## EXERCISE DETAILS:
Give every line again exactly as it appears, please, but not the pictures.

## RAW DATA:
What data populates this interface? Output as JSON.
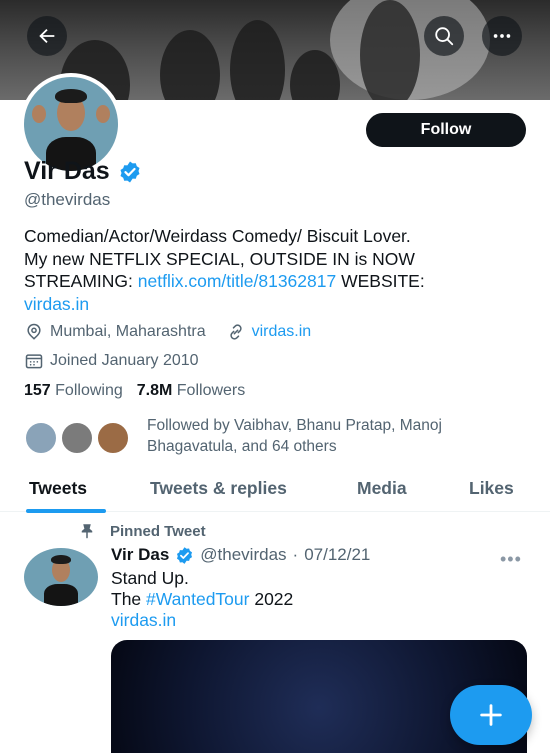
{
  "header": {
    "back_icon": "arrow-left-icon",
    "search_icon": "search-icon",
    "more_icon": "more-horizontal-icon"
  },
  "profile": {
    "name": "Vir Das",
    "verified_icon": "verified-badge-icon",
    "handle": "@thevirdas",
    "follow_label": "Follow",
    "bio_line1": "Comedian/Actor/Weirdass Comedy/ Biscuit Lover.",
    "bio_line2": "My new NETFLIX SPECIAL, OUTSIDE IN is NOW",
    "bio_line3_prefix": "STREAMING: ",
    "bio_link1": "netflix.com/title/81362817",
    "bio_line3_suffix": " WEBSITE:",
    "bio_link2": "virdas.in",
    "location": "Mumbai, Maharashtra",
    "website": "virdas.in",
    "joined": "Joined January 2010",
    "following_count": "157",
    "following_label": "Following",
    "followers_count": "7.8M",
    "followers_label": "Followers",
    "followed_by_line1": "Followed by Vaibhav, Bhanu Pratap, Manoj",
    "followed_by_line2": "Bhagavatula, and 64 others"
  },
  "tabs": [
    {
      "label": "Tweets",
      "active": true
    },
    {
      "label": "Tweets & replies",
      "active": false
    },
    {
      "label": "Media",
      "active": false
    },
    {
      "label": "Likes",
      "active": false
    }
  ],
  "pinned_tweet": {
    "pinned_label": "Pinned Tweet",
    "author_name": "Vir Das",
    "author_handle": "@thevirdas",
    "separator": "·",
    "date": "07/12/21",
    "line1": "Stand Up.",
    "line2_prefix": "The ",
    "hashtag": "#WantedTour",
    "line2_suffix": " 2022",
    "link": "virdas.in"
  },
  "colors": {
    "accent": "#1d9bf0",
    "text_primary": "#0f1419",
    "text_secondary": "#536471"
  },
  "fab_icon": "compose-plus-icon"
}
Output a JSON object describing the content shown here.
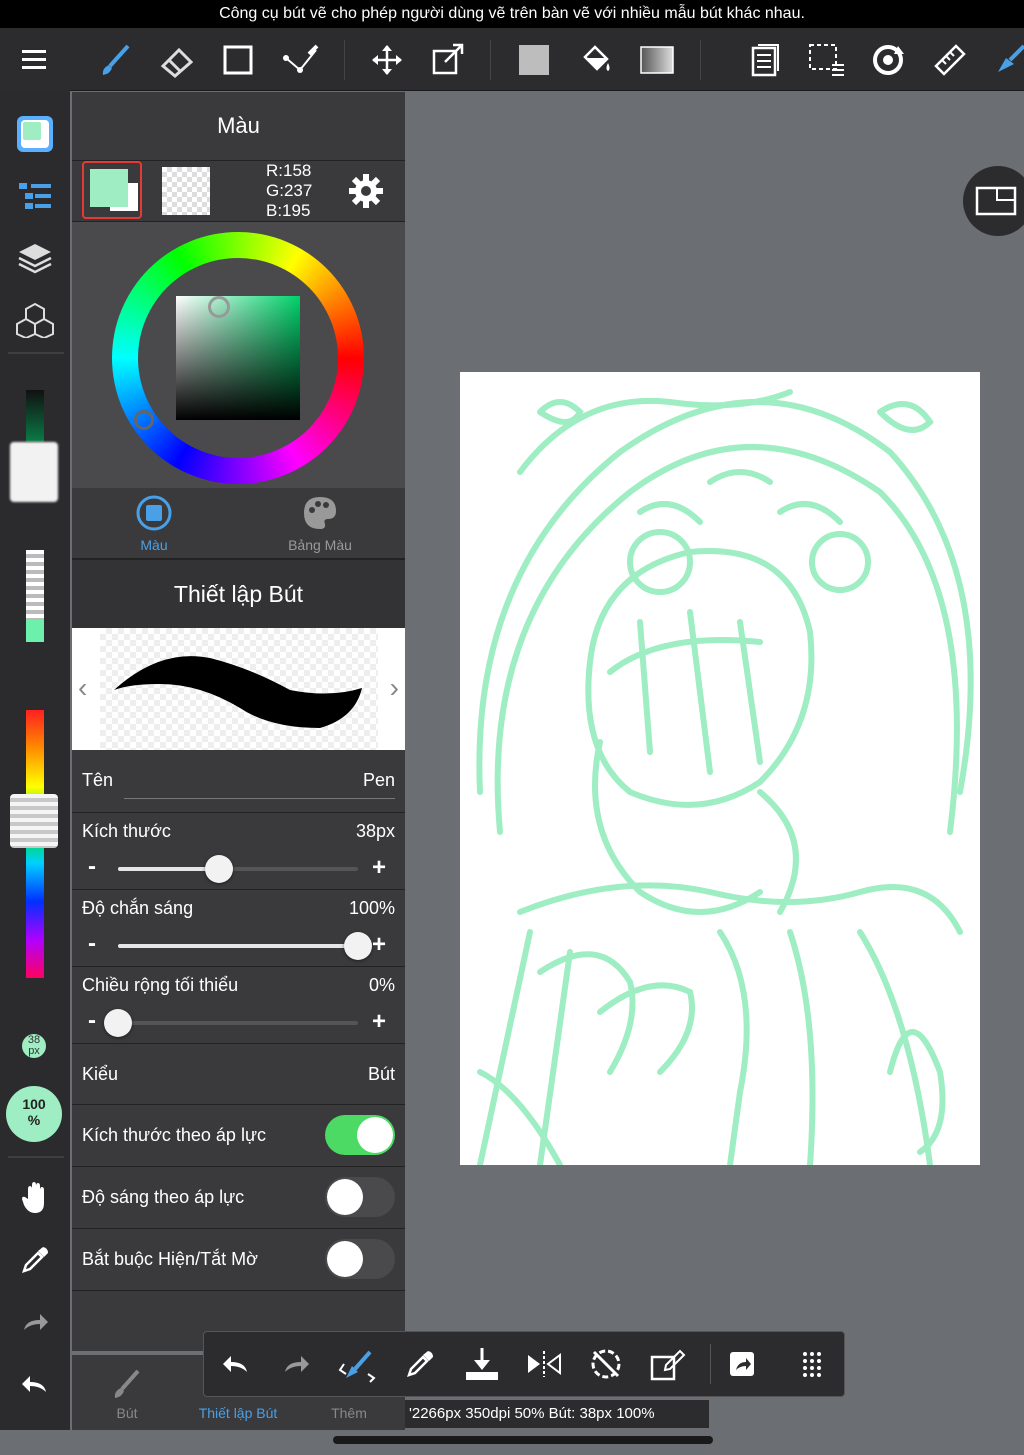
{
  "caption": "Công cụ bút vẽ cho phép người dùng vẽ trên bàn vẽ với nhiều mẫu bút khác nhau.",
  "toolbar": {
    "icons": [
      "menu-icon",
      "brush-icon",
      "eraser-icon",
      "rectangle-icon",
      "pen-path-icon",
      "move-icon",
      "transform-icon",
      "fill-color-icon",
      "bucket-icon",
      "gradient-icon",
      "layers-doc-icon",
      "selection-icon",
      "rotate-icon",
      "ruler-icon",
      "pen-nib-icon"
    ]
  },
  "color_panel": {
    "title": "Màu",
    "rgb": {
      "r": "R:158",
      "g": "G:237",
      "b": "B:195"
    },
    "primary_color": "#9eedc3",
    "tabs": [
      {
        "label": "Màu"
      },
      {
        "label": "Bảng Màu"
      }
    ]
  },
  "pen_settings": {
    "title": "Thiết lập Bút",
    "name_label": "Tên",
    "name_value": "Pen",
    "size_label": "Kích thước",
    "size_value": "38px",
    "size_fraction": 0.42,
    "opacity_label": "Độ chắn sáng",
    "opacity_value": "100%",
    "opacity_fraction": 1.0,
    "min_width_label": "Chiều rộng tối thiểu",
    "min_width_value": "0%",
    "min_width_fraction": 0.0,
    "type_label": "Kiểu",
    "type_value": "Bút",
    "pressure_size_label": "Kích thước theo áp lực",
    "pressure_size_on": true,
    "pressure_opacity_label": "Độ sáng theo áp lực",
    "pressure_opacity_on": false,
    "force_fade_label": "Bắt buộc Hiện/Tắt Mờ",
    "force_fade_on": false
  },
  "leftbar": {
    "size_badge": "38 px",
    "opacity_badge_line1": "100",
    "opacity_badge_line2": "%"
  },
  "bottom_tabs": [
    {
      "label": "Bút"
    },
    {
      "label": "Thiết lập Bút"
    },
    {
      "label": "Thêm"
    }
  ],
  "status_text": "'2266px 350dpi 50% Bút: 38px 100%",
  "colors": {
    "accent": "#4aa0e6",
    "toggle_on": "#4cd964",
    "stroke": "#9eedc3"
  }
}
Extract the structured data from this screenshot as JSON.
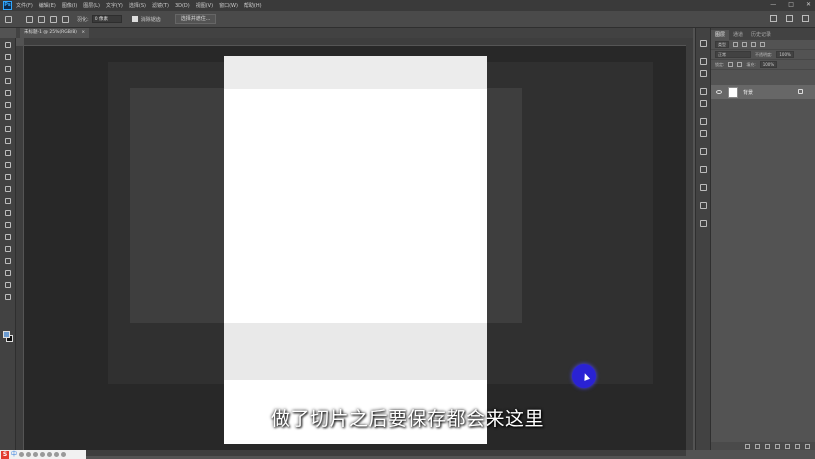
{
  "app": {
    "logo": "Ps"
  },
  "menubar": {
    "items": [
      "文件(F)",
      "编辑(E)",
      "图像(I)",
      "图层(L)",
      "文字(Y)",
      "选择(S)",
      "滤镜(T)",
      "3D(D)",
      "视图(V)",
      "窗口(W)",
      "帮助(H)"
    ]
  },
  "window_controls": [
    "—",
    "□",
    "✕"
  ],
  "options_bar": {
    "feather_label": "羽化:",
    "feather_value": "0 像素",
    "antialias_label": "消除锯齿",
    "select_mask_button": "选择并遮住..."
  },
  "document_tab": {
    "title": "未标题-1 @ 25%(RGB/8)",
    "close": "×"
  },
  "panel": {
    "tabs": [
      "图层",
      "通道",
      "历史记录"
    ],
    "kind_label": "类型",
    "blend_mode": "正常",
    "opacity_label": "不透明度:",
    "opacity_value": "100%",
    "lock_label": "锁定:",
    "fill_label": "填充:",
    "fill_value": "100%",
    "layers": [
      {
        "name": "背景",
        "locked": true,
        "visible": true
      }
    ]
  },
  "subtitle": "做了切片之后要保存都会来这里",
  "taskbar": {
    "logo": "S",
    "text": "中"
  },
  "colors": {
    "foreground": "#6b9bd1",
    "background": "#111111",
    "accent": "#31a8ff",
    "cursor_highlight": "#2a22d4"
  }
}
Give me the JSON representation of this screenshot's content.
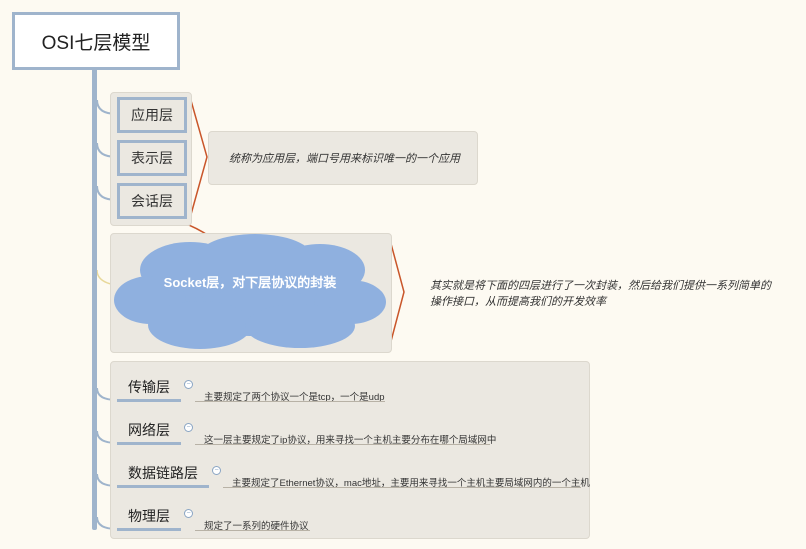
{
  "title": "OSI七层模型",
  "upper_layers": [
    {
      "label": "应用层"
    },
    {
      "label": "表示层"
    },
    {
      "label": "会话层"
    }
  ],
  "upper_note": "统称为应用层，端口号用来标识唯一的一个应用",
  "socket": {
    "label": "Socket层，对下层协议的封装",
    "note_line1": "其实就是将下面的四层进行了一次封装，然后给我们提供一系列简单的",
    "note_line2": "操作接口，从而提高我们的开发效率"
  },
  "lower_layers": [
    {
      "label": "传输层",
      "desc": "主要规定了两个协议一个是tcp，一个是udp"
    },
    {
      "label": "网络层",
      "desc": "这一层主要规定了ip协议，用来寻找一个主机主要分布在哪个局域网中"
    },
    {
      "label": "数据链路层",
      "desc": "主要规定了Ethernet协议，mac地址，主要用来寻找一个主机主要局域网内的一个主机"
    },
    {
      "label": "物理层",
      "desc": "规定了一系列的硬件协议"
    }
  ],
  "colors": {
    "trunk": "#9fb4cc",
    "bracket": "#c9562a",
    "cloud": "#8fb0df",
    "group_bg": "#ebe8e1"
  }
}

## CORRECT OUTPUT:
What data populates this interface? Output as JSON.
{
  "header": {
    "back_icon": "arrow-left-icon",
    "search_icon": "search-icon",
    "more_icon": "more-horizontal-icon"
  },
  "profile": {
    "name": "Vir Das",
    "verified_icon": "verified-badge-icon",
    "handle": "@thevirdas",
    "follow_label": "Follow",
    "bio_line1": "Comedian/Actor/Weirdass Comedy/ Biscuit Lover.",
    "bio_line2": "My new NETFLIX SPECIAL, OUTSIDE IN is NOW",
    "bio_line3_prefix": "STREAMING: ",
    "bio_link1": "netflix.com/title/81362817",
    "bio_line3_suffix": " WEBSITE:",
    "bio_link2": "virdas.in",
    "location": "Mumbai, Maharashtra",
    "website": "virdas.in",
    "joined": "Joined January 2010",
    "following_count": "157",
    "following_label": "Following",
    "followers_count": "7.8M",
    "followers_label": "Followers",
    "followed_by_line1": "Followed by Vaibhav, Bhanu Pratap, Manoj",
    "followed_by_line2": "Bhagavatula, and 64 others"
  },
  "tabs": [
    {
      "label": "Tweets",
      "active": true
    },
    {
      "label": "Tweets & replies",
      "active": false
    },
    {
      "label": "Media",
      "active": false
    },
    {
      "label": "Likes",
      "active": false
    }
  ],
  "pinned_tweet": {
    "pinned_label": "Pinned Tweet",
    "author_name": "Vir Das",
    "author_handle": "@thevirdas",
    "separator": "·",
    "date": "07/12/21",
    "line1": "Stand Up.",
    "line2_prefix": "The ",
    "hashtag": "#WantedTour",
    "line2_suffix": " 2022",
    "link": "virdas.in"
  },
  "colors": {
    "accent": "#1d9bf0",
    "text_primary": "#0f1419",
    "text_secondary": "#536471"
  },
  "fab_icon": "compose-plus-icon"
}
Output a JSON object describing the content shown here.
{
  "caption": "Công cụ bút vẽ cho phép người dùng vẽ trên bàn vẽ với nhiều mẫu bút khác nhau.",
  "toolbar": {
    "icons": [
      "menu-icon",
      "brush-icon",
      "eraser-icon",
      "rectangle-icon",
      "pen-path-icon",
      "move-icon",
      "transform-icon",
      "fill-color-icon",
      "bucket-icon",
      "gradient-icon",
      "layers-doc-icon",
      "selection-icon",
      "rotate-icon",
      "ruler-icon",
      "pen-nib-icon"
    ]
  },
  "color_panel": {
    "title": "Màu",
    "rgb": {
      "r": "R:158",
      "g": "G:237",
      "b": "B:195"
    },
    "primary_color": "#9eedc3",
    "tabs": [
      {
        "label": "Màu"
      },
      {
        "label": "Bảng Màu"
      }
    ]
  },
  "pen_settings": {
    "title": "Thiết lập Bút",
    "name_label": "Tên",
    "name_value": "Pen",
    "size_label": "Kích thước",
    "size_value": "38px",
    "size_fraction": 0.42,
    "opacity_label": "Độ chắn sáng",
    "opacity_value": "100%",
    "opacity_fraction": 1.0,
    "min_width_label": "Chiều rộng tối thiểu",
    "min_width_value": "0%",
    "min_width_fraction": 0.0,
    "type_label": "Kiểu",
    "type_value": "Bút",
    "pressure_size_label": "Kích thước theo áp lực",
    "pressure_size_on": true,
    "pressure_opacity_label": "Độ sáng theo áp lực",
    "pressure_opacity_on": false,
    "force_fade_label": "Bắt buộc Hiện/Tắt Mờ",
    "force_fade_on": false
  },
  "leftbar": {
    "size_badge": "38 px",
    "opacity_badge_line1": "100",
    "opacity_badge_line2": "%"
  },
  "bottom_tabs": [
    {
      "label": "Bút"
    },
    {
      "label": "Thiết lập Bút"
    },
    {
      "label": "Thêm"
    }
  ],
  "status_text": "'2266px 350dpi 50% Bút: 38px 100%",
  "colors": {
    "accent": "#4aa0e6",
    "toggle_on": "#4cd964",
    "stroke": "#9eedc3"
  }
}
Extract the structured data from this screenshot as JSON.
{
  "app": {
    "logo": "Ps"
  },
  "menubar": {
    "items": [
      "文件(F)",
      "编辑(E)",
      "图像(I)",
      "图层(L)",
      "文字(Y)",
      "选择(S)",
      "滤镜(T)",
      "3D(D)",
      "视图(V)",
      "窗口(W)",
      "帮助(H)"
    ]
  },
  "window_controls": [
    "—",
    "□",
    "✕"
  ],
  "options_bar": {
    "feather_label": "羽化:",
    "feather_value": "0 像素",
    "antialias_label": "消除锯齿",
    "select_mask_button": "选择并遮住..."
  },
  "document_tab": {
    "title": "未标题-1 @ 25%(RGB/8)",
    "close": "×"
  },
  "panel": {
    "tabs": [
      "图层",
      "通道",
      "历史记录"
    ],
    "kind_label": "类型",
    "blend_mode": "正常",
    "opacity_label": "不透明度:",
    "opacity_value": "100%",
    "lock_label": "锁定:",
    "fill_label": "填充:",
    "fill_value": "100%",
    "layers": [
      {
        "name": "背景",
        "locked": true,
        "visible": true
      }
    ]
  },
  "subtitle": "做了切片之后要保存都会来这里",
  "taskbar": {
    "logo": "S",
    "text": "中"
  },
  "colors": {
    "foreground": "#6b9bd1",
    "background": "#111111",
    "accent": "#31a8ff",
    "cursor_highlight": "#2a22d4"
  }
}
Give me the JSON representation of this screenshot's content.
{
  "title": "OSI七层模型",
  "upper_layers": [
    {
      "label": "应用层"
    },
    {
      "label": "表示层"
    },
    {
      "label": "会话层"
    }
  ],
  "upper_note": "统称为应用层，端口号用来标识唯一的一个应用",
  "socket": {
    "label": "Socket层，对下层协议的封装",
    "note_line1": "其实就是将下面的四层进行了一次封装，然后给我们提供一系列简单的",
    "note_line2": "操作接口，从而提高我们的开发效率"
  },
  "lower_layers": [
    {
      "label": "传输层",
      "desc": "主要规定了两个协议一个是tcp，一个是udp"
    },
    {
      "label": "网络层",
      "desc": "这一层主要规定了ip协议，用来寻找一个主机主要分布在哪个局域网中"
    },
    {
      "label": "数据链路层",
      "desc": "主要规定了Ethernet协议，mac地址，主要用来寻找一个主机主要局域网内的一个主机"
    },
    {
      "label": "物理层",
      "desc": "规定了一系列的硬件协议"
    }
  ],
  "colors": {
    "trunk": "#9fb4cc",
    "bracket": "#c9562a",
    "cloud": "#8fb0df",
    "group_bg": "#ebe8e1"
  }
}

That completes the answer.